■ Dataset records on visual material
»»
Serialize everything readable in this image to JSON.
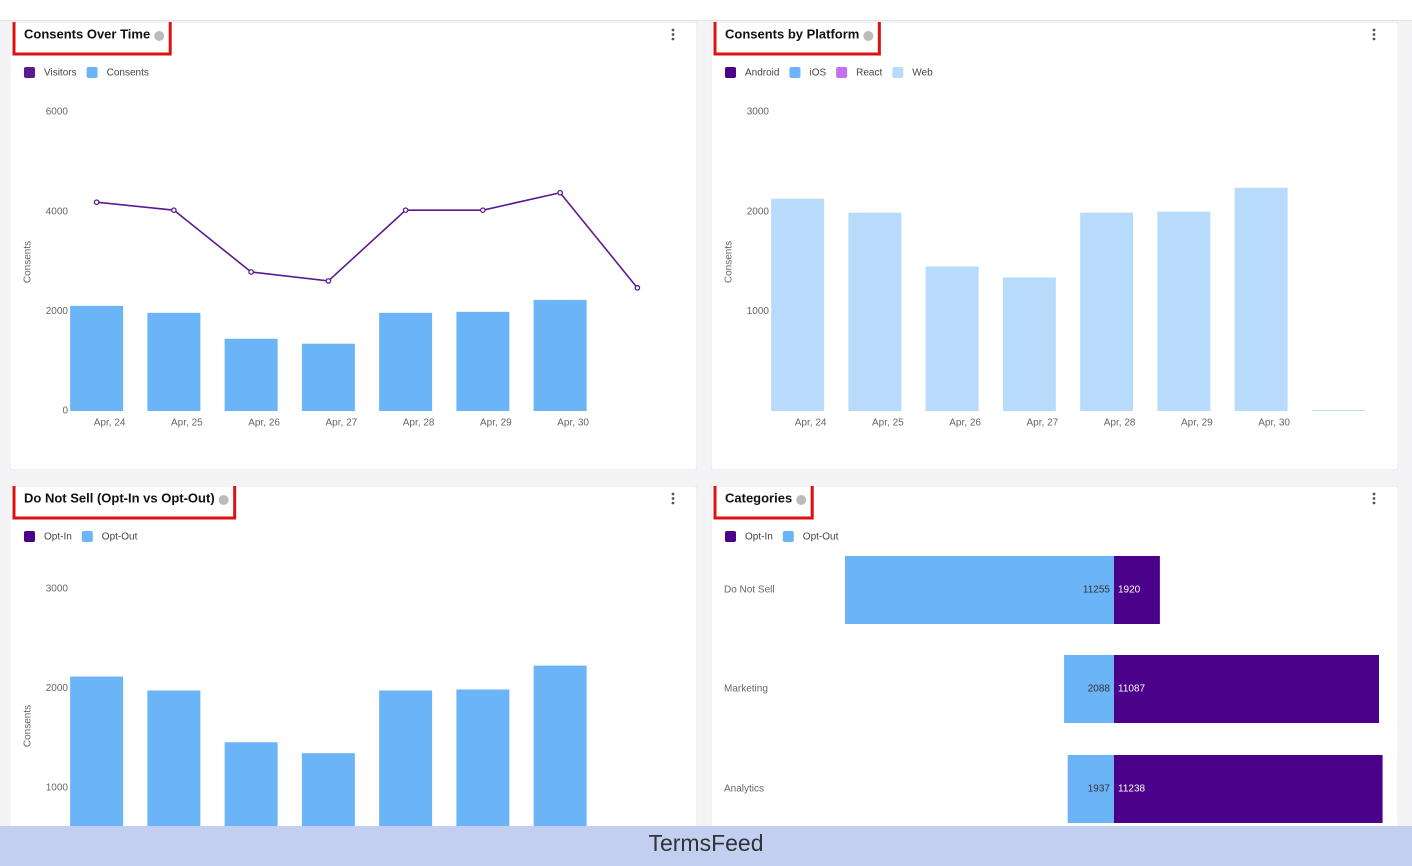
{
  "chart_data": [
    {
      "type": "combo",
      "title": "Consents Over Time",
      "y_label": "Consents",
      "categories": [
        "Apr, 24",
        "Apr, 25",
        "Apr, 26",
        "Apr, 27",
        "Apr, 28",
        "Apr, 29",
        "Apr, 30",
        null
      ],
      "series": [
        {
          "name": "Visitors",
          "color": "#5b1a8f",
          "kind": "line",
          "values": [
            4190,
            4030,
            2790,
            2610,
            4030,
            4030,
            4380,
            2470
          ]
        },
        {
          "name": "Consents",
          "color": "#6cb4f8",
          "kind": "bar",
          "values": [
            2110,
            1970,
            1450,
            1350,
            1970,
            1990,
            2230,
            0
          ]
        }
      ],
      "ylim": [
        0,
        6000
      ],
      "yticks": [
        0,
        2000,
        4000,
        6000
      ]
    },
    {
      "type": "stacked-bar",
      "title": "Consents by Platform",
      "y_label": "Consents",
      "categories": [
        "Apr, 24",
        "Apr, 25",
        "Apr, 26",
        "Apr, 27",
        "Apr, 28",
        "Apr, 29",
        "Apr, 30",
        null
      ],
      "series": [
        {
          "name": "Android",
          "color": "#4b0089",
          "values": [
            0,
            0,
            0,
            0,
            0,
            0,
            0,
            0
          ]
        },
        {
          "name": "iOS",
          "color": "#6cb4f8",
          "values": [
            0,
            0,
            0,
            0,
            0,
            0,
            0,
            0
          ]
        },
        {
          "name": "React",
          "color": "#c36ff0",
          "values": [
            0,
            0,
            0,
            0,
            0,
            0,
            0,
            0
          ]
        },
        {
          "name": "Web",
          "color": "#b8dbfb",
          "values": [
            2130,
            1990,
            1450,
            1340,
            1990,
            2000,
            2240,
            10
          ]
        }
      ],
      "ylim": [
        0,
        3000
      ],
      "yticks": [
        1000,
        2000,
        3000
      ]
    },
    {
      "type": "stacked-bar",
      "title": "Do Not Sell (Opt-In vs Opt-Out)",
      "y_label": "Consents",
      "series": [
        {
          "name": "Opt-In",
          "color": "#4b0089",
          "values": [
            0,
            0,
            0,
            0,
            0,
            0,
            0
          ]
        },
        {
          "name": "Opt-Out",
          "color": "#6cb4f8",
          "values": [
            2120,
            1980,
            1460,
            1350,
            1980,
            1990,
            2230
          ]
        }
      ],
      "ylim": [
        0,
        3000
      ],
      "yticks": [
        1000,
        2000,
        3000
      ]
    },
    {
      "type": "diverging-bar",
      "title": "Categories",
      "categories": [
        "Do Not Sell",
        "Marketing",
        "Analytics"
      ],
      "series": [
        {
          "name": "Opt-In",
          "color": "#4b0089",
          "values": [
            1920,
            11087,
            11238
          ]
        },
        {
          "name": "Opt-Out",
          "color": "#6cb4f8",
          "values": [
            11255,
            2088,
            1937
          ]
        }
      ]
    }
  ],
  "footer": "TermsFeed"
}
««
»»
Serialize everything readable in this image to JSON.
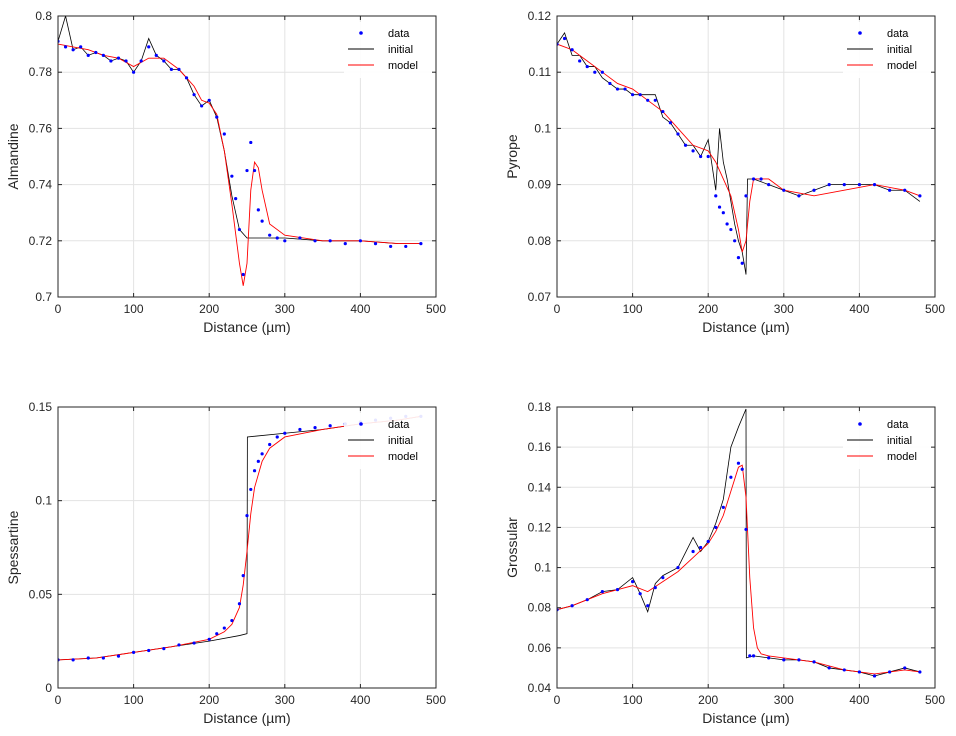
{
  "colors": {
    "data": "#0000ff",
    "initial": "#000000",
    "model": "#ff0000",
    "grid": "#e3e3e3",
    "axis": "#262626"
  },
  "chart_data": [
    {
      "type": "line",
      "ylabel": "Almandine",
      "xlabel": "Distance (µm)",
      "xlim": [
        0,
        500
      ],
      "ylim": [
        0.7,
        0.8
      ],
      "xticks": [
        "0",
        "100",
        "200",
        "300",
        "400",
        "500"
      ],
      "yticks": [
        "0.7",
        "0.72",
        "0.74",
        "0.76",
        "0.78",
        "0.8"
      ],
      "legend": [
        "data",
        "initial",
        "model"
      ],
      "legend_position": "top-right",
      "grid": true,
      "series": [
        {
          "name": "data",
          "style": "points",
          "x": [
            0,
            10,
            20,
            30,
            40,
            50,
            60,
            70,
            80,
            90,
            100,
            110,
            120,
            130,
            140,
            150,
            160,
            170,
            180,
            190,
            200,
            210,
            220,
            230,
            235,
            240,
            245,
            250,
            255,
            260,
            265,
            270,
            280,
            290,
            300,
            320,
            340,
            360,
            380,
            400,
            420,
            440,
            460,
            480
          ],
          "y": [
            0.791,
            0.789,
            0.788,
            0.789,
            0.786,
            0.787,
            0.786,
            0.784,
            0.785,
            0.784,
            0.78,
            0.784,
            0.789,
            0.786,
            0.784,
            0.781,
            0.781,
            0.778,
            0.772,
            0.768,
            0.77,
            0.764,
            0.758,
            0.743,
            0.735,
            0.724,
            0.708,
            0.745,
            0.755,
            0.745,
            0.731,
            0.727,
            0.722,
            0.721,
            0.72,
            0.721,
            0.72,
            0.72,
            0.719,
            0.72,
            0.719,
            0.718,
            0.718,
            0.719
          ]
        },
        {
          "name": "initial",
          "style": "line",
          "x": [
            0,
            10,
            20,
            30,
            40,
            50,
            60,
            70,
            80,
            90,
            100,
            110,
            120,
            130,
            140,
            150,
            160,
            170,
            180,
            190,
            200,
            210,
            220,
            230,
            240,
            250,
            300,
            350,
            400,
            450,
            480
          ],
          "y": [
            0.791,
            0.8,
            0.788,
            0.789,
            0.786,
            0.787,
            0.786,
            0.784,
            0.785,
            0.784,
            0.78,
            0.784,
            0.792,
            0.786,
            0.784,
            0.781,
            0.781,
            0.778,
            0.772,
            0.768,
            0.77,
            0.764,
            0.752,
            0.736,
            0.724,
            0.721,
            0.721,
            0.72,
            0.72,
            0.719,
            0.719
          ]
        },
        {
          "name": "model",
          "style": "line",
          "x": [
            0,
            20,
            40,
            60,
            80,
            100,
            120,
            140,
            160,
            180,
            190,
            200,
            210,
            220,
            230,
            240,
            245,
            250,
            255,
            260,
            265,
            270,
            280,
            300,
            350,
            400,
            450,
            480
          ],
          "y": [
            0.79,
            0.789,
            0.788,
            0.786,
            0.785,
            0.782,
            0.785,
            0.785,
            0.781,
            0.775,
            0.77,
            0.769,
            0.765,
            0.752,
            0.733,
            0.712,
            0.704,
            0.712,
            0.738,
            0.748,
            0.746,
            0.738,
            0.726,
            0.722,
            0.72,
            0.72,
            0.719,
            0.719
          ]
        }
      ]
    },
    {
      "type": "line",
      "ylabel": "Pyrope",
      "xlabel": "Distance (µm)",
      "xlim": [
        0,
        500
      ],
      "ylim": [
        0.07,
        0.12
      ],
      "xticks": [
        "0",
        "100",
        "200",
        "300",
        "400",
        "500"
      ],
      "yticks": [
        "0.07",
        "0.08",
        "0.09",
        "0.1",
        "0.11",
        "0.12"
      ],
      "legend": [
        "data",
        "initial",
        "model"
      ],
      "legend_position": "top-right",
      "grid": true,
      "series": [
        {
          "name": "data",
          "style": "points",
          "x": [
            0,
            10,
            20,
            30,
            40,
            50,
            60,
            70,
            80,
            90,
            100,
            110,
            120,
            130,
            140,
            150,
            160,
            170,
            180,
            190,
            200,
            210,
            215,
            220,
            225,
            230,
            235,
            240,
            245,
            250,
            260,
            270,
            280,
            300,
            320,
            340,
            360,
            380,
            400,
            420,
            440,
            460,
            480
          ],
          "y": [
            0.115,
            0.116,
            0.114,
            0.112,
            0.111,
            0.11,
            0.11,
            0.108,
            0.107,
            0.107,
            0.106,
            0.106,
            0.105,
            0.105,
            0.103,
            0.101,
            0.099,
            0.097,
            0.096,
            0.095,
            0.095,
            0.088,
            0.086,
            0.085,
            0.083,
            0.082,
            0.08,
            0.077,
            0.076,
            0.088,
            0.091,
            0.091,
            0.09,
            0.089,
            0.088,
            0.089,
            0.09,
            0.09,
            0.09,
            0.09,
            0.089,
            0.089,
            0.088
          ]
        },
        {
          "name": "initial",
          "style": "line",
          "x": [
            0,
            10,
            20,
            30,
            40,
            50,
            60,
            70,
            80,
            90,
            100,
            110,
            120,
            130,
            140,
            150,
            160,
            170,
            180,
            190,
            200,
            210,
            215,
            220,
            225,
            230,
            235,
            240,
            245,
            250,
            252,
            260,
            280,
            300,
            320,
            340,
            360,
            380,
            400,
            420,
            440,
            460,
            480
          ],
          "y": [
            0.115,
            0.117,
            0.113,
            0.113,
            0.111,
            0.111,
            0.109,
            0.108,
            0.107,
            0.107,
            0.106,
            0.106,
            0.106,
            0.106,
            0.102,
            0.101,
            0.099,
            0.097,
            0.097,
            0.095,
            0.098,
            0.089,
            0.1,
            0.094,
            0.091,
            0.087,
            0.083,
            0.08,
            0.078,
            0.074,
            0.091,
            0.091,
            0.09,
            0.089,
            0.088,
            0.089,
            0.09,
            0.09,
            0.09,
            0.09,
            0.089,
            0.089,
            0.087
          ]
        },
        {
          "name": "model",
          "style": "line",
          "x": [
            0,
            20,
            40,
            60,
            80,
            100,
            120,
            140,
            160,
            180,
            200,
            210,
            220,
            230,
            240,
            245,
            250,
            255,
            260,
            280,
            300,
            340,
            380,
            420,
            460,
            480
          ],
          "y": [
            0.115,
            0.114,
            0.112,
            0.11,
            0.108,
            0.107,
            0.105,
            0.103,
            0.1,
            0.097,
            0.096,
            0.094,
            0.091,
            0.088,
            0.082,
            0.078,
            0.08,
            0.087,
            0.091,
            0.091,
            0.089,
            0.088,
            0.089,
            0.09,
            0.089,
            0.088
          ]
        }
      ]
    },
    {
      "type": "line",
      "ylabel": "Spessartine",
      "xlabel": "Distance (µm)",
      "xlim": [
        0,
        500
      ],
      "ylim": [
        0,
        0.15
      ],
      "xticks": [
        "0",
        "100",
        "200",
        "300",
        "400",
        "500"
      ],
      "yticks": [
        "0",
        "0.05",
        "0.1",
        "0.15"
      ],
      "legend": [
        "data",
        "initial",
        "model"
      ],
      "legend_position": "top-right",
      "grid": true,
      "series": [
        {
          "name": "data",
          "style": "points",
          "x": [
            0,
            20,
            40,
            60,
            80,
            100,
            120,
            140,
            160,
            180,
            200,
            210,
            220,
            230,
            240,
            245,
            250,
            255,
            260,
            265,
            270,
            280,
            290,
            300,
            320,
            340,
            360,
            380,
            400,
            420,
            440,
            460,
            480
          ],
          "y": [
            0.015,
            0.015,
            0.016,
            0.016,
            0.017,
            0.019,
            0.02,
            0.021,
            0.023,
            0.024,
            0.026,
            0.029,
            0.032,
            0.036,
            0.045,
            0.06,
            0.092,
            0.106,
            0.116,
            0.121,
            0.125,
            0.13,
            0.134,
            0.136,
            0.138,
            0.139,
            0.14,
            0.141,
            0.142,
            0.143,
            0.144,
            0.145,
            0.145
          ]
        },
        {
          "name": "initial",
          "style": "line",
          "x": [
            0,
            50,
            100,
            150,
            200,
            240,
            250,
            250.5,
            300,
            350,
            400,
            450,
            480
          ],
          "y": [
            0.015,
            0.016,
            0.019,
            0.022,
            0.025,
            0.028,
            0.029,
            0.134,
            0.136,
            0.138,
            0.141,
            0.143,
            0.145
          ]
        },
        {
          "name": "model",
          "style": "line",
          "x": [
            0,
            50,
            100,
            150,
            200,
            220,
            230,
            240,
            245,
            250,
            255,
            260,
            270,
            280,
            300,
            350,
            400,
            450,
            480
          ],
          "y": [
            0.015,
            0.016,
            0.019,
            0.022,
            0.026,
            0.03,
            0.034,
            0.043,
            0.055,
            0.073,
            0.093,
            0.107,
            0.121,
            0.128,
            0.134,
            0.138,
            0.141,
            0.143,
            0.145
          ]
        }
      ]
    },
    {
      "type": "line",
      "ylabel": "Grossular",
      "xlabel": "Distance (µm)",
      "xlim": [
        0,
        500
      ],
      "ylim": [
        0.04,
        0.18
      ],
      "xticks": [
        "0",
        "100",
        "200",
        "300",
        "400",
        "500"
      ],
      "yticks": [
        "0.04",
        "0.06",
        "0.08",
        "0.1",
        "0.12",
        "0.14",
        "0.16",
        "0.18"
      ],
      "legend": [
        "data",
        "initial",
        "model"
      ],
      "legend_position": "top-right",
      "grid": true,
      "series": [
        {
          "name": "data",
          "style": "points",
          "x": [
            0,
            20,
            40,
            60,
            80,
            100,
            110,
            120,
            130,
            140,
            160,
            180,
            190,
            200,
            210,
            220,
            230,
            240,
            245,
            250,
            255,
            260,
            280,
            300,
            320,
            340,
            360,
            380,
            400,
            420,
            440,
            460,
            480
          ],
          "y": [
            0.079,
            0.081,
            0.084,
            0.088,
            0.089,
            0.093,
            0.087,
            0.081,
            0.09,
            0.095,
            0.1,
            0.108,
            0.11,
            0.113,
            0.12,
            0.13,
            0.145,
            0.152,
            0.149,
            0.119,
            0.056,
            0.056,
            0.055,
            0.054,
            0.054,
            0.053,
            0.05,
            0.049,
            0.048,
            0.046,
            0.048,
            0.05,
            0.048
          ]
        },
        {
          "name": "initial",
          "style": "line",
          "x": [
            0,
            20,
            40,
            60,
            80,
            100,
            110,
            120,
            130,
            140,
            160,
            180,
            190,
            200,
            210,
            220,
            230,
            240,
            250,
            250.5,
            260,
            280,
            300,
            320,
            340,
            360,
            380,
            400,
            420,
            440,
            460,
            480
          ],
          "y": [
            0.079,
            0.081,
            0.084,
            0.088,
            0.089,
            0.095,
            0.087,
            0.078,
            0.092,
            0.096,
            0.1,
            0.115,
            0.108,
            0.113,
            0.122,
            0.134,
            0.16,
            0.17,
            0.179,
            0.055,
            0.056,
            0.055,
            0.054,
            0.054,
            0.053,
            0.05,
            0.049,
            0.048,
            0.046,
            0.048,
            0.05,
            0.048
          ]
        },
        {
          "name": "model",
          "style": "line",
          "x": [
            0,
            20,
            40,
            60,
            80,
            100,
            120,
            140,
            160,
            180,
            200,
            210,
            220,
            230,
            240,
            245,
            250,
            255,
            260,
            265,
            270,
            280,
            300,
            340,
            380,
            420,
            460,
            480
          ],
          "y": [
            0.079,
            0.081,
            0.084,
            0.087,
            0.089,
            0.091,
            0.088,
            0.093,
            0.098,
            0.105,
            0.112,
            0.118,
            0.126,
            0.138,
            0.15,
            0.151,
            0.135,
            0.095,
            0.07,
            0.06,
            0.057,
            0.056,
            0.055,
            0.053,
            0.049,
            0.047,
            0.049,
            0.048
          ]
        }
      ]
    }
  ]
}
««
■ WHAT TO DO
Search the listing for the word "ylabel". Copy every line in which it occurs.

■ ANSWER FOR THIS EXERCISE
      "ylabel": "Almandine",
      "ylabel": "Pyrope",
      "ylabel": "Spessartine",
      "ylabel": "Grossular",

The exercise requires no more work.